» **Work to do**:
A – In the passage on real estate acquisition risks, what effect on tax depreciation is attributed to acquiring properties through tax deferred contribution transactions?
B – Extend the passage on real estate acquisition risks, picking up right after its last line.

We have acquired in the past and in the future may acquire properties or portfolios of properties through tax deferred contribution transactions in exchange for partnership interests in BPLP. This acquisition structure has the effect, among others, of reducing the amount of tax depreciation we can deduct over the tax life of the acquired properties, and typically requires that we agree to protect the contributors’ ability to defer recognition of taxable gain through restrictions on our ability to dispose of the acquired properties and/or the allocation of partnership debt to the contributors to maintain their tax bases. These restrictions could limit our ability to sell an asset at a time, or on terms, that would be favorable absent such restrictions. 
Acquired properties may expose us to unknown liability. 
We may acquire properties subject to liabilities and without any recourse, or with only limited recourse, against the prior owners or other third parties with respect to unknown liabilities. As a result, if a liability were asserted against us based upon ownership of those properties, we might have to pay substantial sums to settle or contest it, which could adversely affect our results of operations and cash flow. Unknown liabilities with respect to acquired properties might include: 
liabilities for clean-up of undisclosed environmental contamination;
claims by tenants, vendors or other persons against the former owners of the properties;
liabilities incurred in the ordinary course of business; and
claims for indemnification by general partners, directors, officers and others indemnified by the former owners of the properties.
Competition for acquisitions may result in increased prices for properties. 
We plan to continue to acquire properties as we are presented with attractive opportunities. We may face competition for acquisition opportunities with other investors, and this competition may adversely affect us by subjecting us to the following risks: 
we may be unable to acquire a desired property because of competition from other well-capitalized real estate investors, including publicly traded and private REITs, institutional investment funds and other real estate investors; and
even if we are able to acquire a desired property, competition from other real estate investors may significantly increase the purchase price.
Any future international activities will be subject to special risks and we may not be able to effectively manage our international business.

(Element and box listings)
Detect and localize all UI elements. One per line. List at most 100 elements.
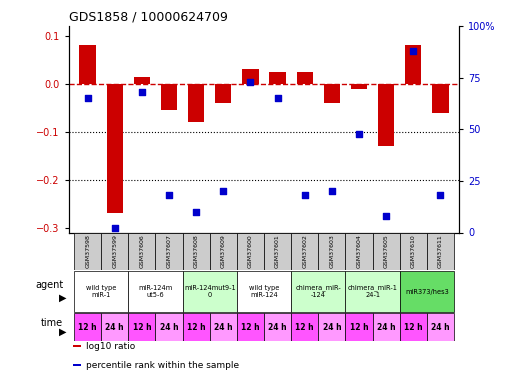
Point [246, 79, 254, 85]
Point [409, 48, 418, 54]
Bar [264, 232, 291, 270]
Bar [128, 232, 155, 270]
Text: 12 h: 12 h [133, 322, 151, 332]
Text: GSM37607: GSM37607 [166, 234, 172, 268]
Point [83, 96, 92, 102]
Text: GSM37605: GSM37605 [384, 234, 389, 268]
Text: miR373/hes3: miR373/hes3 [405, 289, 449, 295]
Text: GSM37600: GSM37600 [248, 234, 253, 268]
Text: percentile rank within the sample: percentile rank within the sample [86, 362, 239, 370]
Point [219, 188, 228, 194]
Bar [373, 313, 400, 341]
Text: miR-124m
ut5-6: miR-124m ut5-6 [138, 285, 173, 298]
Bar [215, 84, 231, 103]
Bar [74, 271, 128, 312]
Text: 24 h: 24 h [160, 322, 178, 332]
Bar [74, 232, 101, 270]
Text: GSM37606: GSM37606 [139, 234, 144, 268]
Bar [161, 84, 177, 110]
Bar [400, 232, 427, 270]
Point [165, 192, 173, 198]
Text: GSM37601: GSM37601 [275, 234, 280, 268]
Bar [128, 271, 183, 312]
Bar [318, 232, 345, 270]
Bar [183, 313, 210, 341]
Text: GSM37604: GSM37604 [356, 234, 362, 268]
Text: 24 h: 24 h [377, 322, 395, 332]
Bar [345, 313, 373, 341]
Bar [155, 313, 183, 341]
Text: ▶: ▶ [59, 326, 66, 336]
Text: wild type
miR-124: wild type miR-124 [249, 285, 279, 298]
Text: GDS1858 / 10000624709: GDS1858 / 10000624709 [69, 11, 228, 24]
Bar [134, 76, 150, 84]
Bar [351, 84, 367, 88]
Bar [80, 45, 96, 84]
Bar [101, 313, 128, 341]
Text: wild type
miR-1: wild type miR-1 [86, 285, 116, 298]
Bar [264, 313, 291, 341]
Bar [432, 84, 448, 112]
Text: GSM37603: GSM37603 [329, 234, 334, 268]
Text: 12 h: 12 h [187, 322, 205, 332]
Bar [237, 232, 264, 270]
Point [138, 89, 146, 95]
Bar [405, 45, 421, 84]
Text: chimera_miR-1
24-1: chimera_miR-1 24-1 [347, 285, 398, 298]
Bar [291, 271, 345, 312]
Bar [297, 72, 313, 84]
Bar [291, 232, 318, 270]
Bar [291, 313, 318, 341]
Point [110, 225, 119, 231]
Bar [101, 232, 128, 270]
Bar [188, 84, 204, 122]
Bar [107, 84, 123, 213]
Bar [324, 84, 340, 103]
Text: 24 h: 24 h [214, 322, 233, 332]
Bar [427, 313, 454, 341]
Point [382, 213, 390, 219]
Text: GSM37598: GSM37598 [85, 234, 90, 268]
Text: GSM37610: GSM37610 [411, 234, 416, 268]
Text: GSM37608: GSM37608 [194, 234, 199, 268]
Text: 24 h: 24 h [106, 322, 124, 332]
Text: 24 h: 24 h [323, 322, 341, 332]
Bar [128, 313, 155, 341]
Bar [210, 313, 237, 341]
Point [192, 209, 201, 215]
Point [436, 192, 445, 198]
Bar [318, 313, 345, 341]
Text: 12 h: 12 h [78, 322, 97, 332]
Bar [400, 313, 427, 341]
Text: 12 h: 12 h [350, 322, 368, 332]
Text: 24 h: 24 h [431, 322, 450, 332]
Point [355, 130, 363, 136]
Text: log10 ratio: log10 ratio [86, 342, 136, 351]
Bar [72, 364, 81, 366]
Text: GSM37611: GSM37611 [438, 234, 443, 268]
Bar [237, 313, 264, 341]
Text: 12 h: 12 h [295, 322, 314, 332]
Bar [72, 345, 81, 347]
Bar [155, 232, 183, 270]
Bar [210, 232, 237, 270]
Bar [427, 232, 454, 270]
Text: agent: agent [35, 280, 63, 290]
Bar [183, 232, 210, 270]
Bar [183, 271, 237, 312]
Bar [378, 84, 394, 146]
Bar [373, 232, 400, 270]
Bar [74, 313, 101, 341]
Point [274, 96, 282, 102]
Text: GSM37602: GSM37602 [302, 234, 307, 268]
Bar [242, 69, 259, 84]
Text: GSM37609: GSM37609 [221, 234, 226, 268]
Text: GSM37599: GSM37599 [112, 234, 117, 268]
Bar [345, 232, 373, 270]
Text: 12 h: 12 h [241, 322, 260, 332]
Bar [400, 271, 454, 312]
Text: ▶: ▶ [59, 293, 66, 303]
Text: miR-124mut9-1
0: miR-124mut9-1 0 [184, 285, 235, 298]
Point [300, 192, 309, 198]
Bar [269, 72, 286, 84]
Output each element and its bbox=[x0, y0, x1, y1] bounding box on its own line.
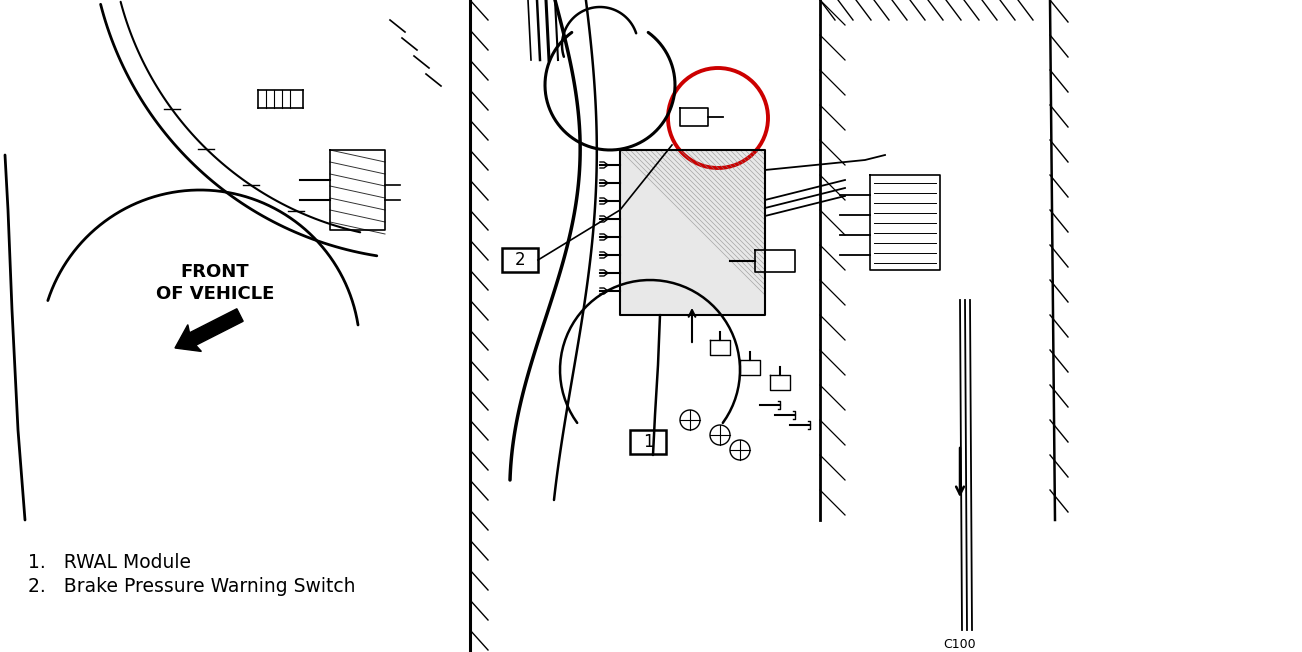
Bar bbox=[503, 248, 538, 272]
Text: 1.   RWAL Module: 1. RWAL Module bbox=[29, 554, 191, 572]
Bar bbox=[630, 430, 667, 454]
Text: FRONT: FRONT bbox=[181, 263, 249, 281]
Circle shape bbox=[710, 425, 730, 445]
Text: 2: 2 bbox=[514, 251, 525, 269]
Text: OF VEHICLE: OF VEHICLE bbox=[156, 285, 275, 303]
Circle shape bbox=[680, 410, 700, 430]
Text: C100: C100 bbox=[944, 638, 976, 651]
FancyArrow shape bbox=[174, 309, 243, 351]
Bar bbox=[620, 150, 766, 315]
Text: 2.   Brake Pressure Warning Switch: 2. Brake Pressure Warning Switch bbox=[29, 578, 355, 597]
Circle shape bbox=[730, 440, 750, 460]
Text: 1: 1 bbox=[643, 433, 654, 451]
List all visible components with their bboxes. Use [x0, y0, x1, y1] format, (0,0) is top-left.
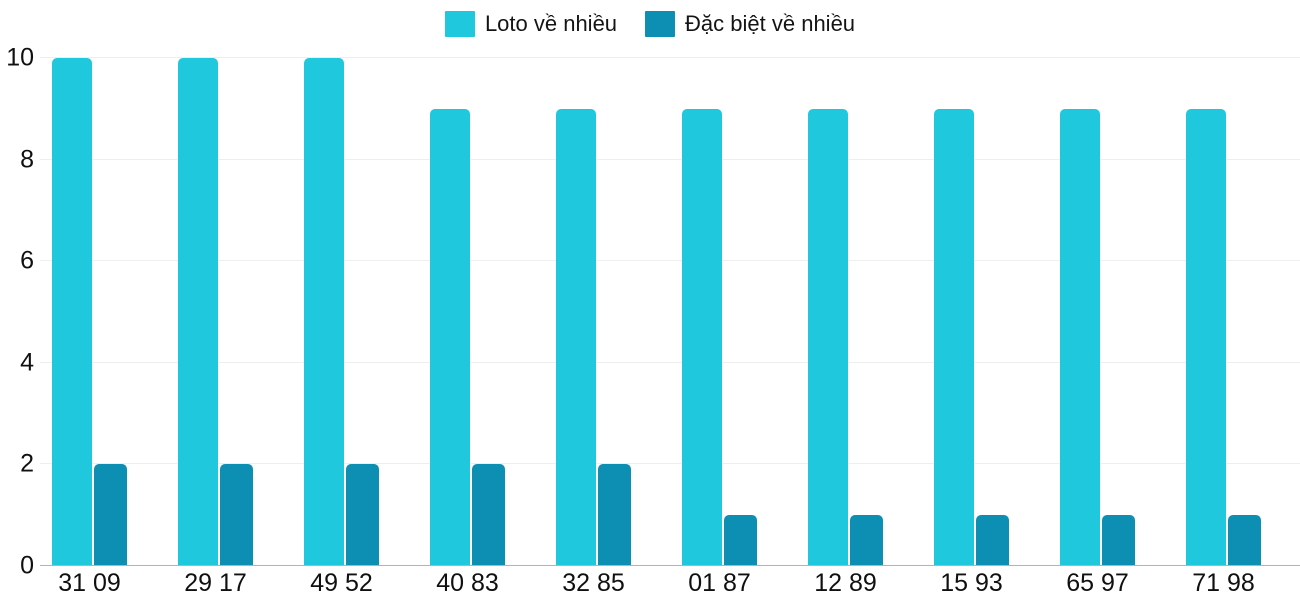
legend-label-loto: Loto về nhiều	[484, 11, 618, 36]
bar-group	[682, 58, 757, 566]
bar[interactable]	[1060, 108, 1100, 566]
bar-group	[304, 58, 379, 566]
x-axis-tick-label: 49 52	[310, 569, 373, 597]
legend-item-dacbiet[interactable]: Đặc biệt về nhiều	[645, 11, 855, 37]
x-axis-tick-label: 29 17	[184, 569, 247, 597]
bar[interactable]	[346, 464, 379, 566]
y-axis: 0 2 4 6 8 10	[0, 45, 34, 578]
x-axis-tick-label: 71 98	[1192, 569, 1255, 597]
bar[interactable]	[472, 464, 505, 566]
bar[interactable]	[430, 108, 470, 566]
bar[interactable]	[850, 515, 883, 566]
bar-group	[808, 58, 883, 566]
bar-group	[52, 58, 127, 566]
legend-swatch-icon-loto	[444, 11, 475, 37]
y-axis-tick-label: 6	[20, 246, 34, 275]
bar-group	[556, 58, 631, 566]
bar[interactable]	[94, 464, 127, 566]
bar[interactable]	[178, 58, 218, 566]
y-axis-tick-label: 4	[20, 348, 34, 377]
legend-swatch-icon-dacbiet	[645, 11, 676, 37]
bar[interactable]	[808, 108, 848, 566]
bar[interactable]	[556, 108, 596, 566]
bar[interactable]	[976, 515, 1009, 566]
bar-series-container	[40, 58, 1300, 566]
y-axis-tick-label: 8	[20, 145, 34, 174]
x-axis-line	[40, 564, 1300, 566]
x-axis-tick-label: 32 85	[562, 569, 625, 597]
chart-legend: Loto về nhiều Đặc biệt về nhiều	[0, 0, 1300, 48]
y-axis-tick-label: 2	[20, 449, 34, 478]
bar[interactable]	[52, 58, 92, 566]
bar[interactable]	[1102, 515, 1135, 566]
bar-group	[1186, 58, 1261, 566]
bar[interactable]	[220, 464, 253, 566]
x-axis-tick-label: 40 83	[436, 569, 499, 597]
y-axis-tick-label: 10	[6, 43, 34, 72]
legend-label-dacbiet: Đặc biệt về nhiều	[685, 11, 856, 36]
bar[interactable]	[304, 58, 344, 566]
x-axis-tick-label: 31 09	[58, 569, 121, 597]
x-axis-tick-label: 15 93	[940, 569, 1003, 597]
bar[interactable]	[1228, 515, 1261, 566]
x-axis-tick-label: 12 89	[814, 569, 877, 597]
legend-item-loto[interactable]: Loto về nhiều	[444, 11, 618, 37]
x-axis: 31 09 29 17 49 52 40 83 32 85 01 87 12 89 15 93…	[40, 568, 1300, 600]
bar-group	[1060, 58, 1135, 566]
bar[interactable]	[682, 108, 722, 566]
x-axis-tick-label: 01 87	[688, 569, 751, 597]
bar-group	[934, 58, 1009, 566]
bar-group	[430, 58, 505, 566]
bar[interactable]	[724, 515, 757, 566]
y-axis-tick-label: 0	[20, 551, 34, 580]
bar[interactable]	[934, 108, 974, 566]
bar-group	[178, 58, 253, 566]
bar[interactable]	[1186, 108, 1226, 566]
plot-area	[40, 57, 1300, 566]
bar[interactable]	[598, 464, 631, 566]
x-axis-tick-label: 65 97	[1066, 569, 1129, 597]
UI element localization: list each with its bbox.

» **Outputs by task**:
A – It reduces the amount of tax depreciation that can be deducted over the tax life of the acquired properties.

B –
We have underwritten, and in the future may acquire, properties, portfolios of properties or interests in real-estate related entities on a strategic or selective basis in international markets that are new to us. If we acquire properties or platforms located in these markets, we will face risks associated with a lack of market knowledge and understanding of the local economy, forging new business relationships in the area and unfamiliarity with local laws and government and permitting procedures. In addition, our international operations will be subject to the usual risks of doing business abroad such as possible revisions in tax treaties or other laws and regulations, including those governing the taxation of our international income, restrictions on the transfer of funds and uncertainty over terrorist activities. We cannot predict the likelihood that any of these developments may occur. Further, we may in the future enter into agreements with non-U.S. entities that are governed by the laws of, and are subject to dispute resolution in the courts of, another country or region. We cannot accurately predict whether such a forum would provide us with an effective and efficient means of resolving disputes that may arise. 
Investments in international markets may also subject us to risks associated with funding increasing headcount, integrating new offices, and establishing effective controls and procedures to regulate the operations of new offices and to monitor compliance with U.S. laws and regulations such as the Foreign Corrupt Practices Act and similar foreign laws and regulations, such as the U.K. Bribery Act.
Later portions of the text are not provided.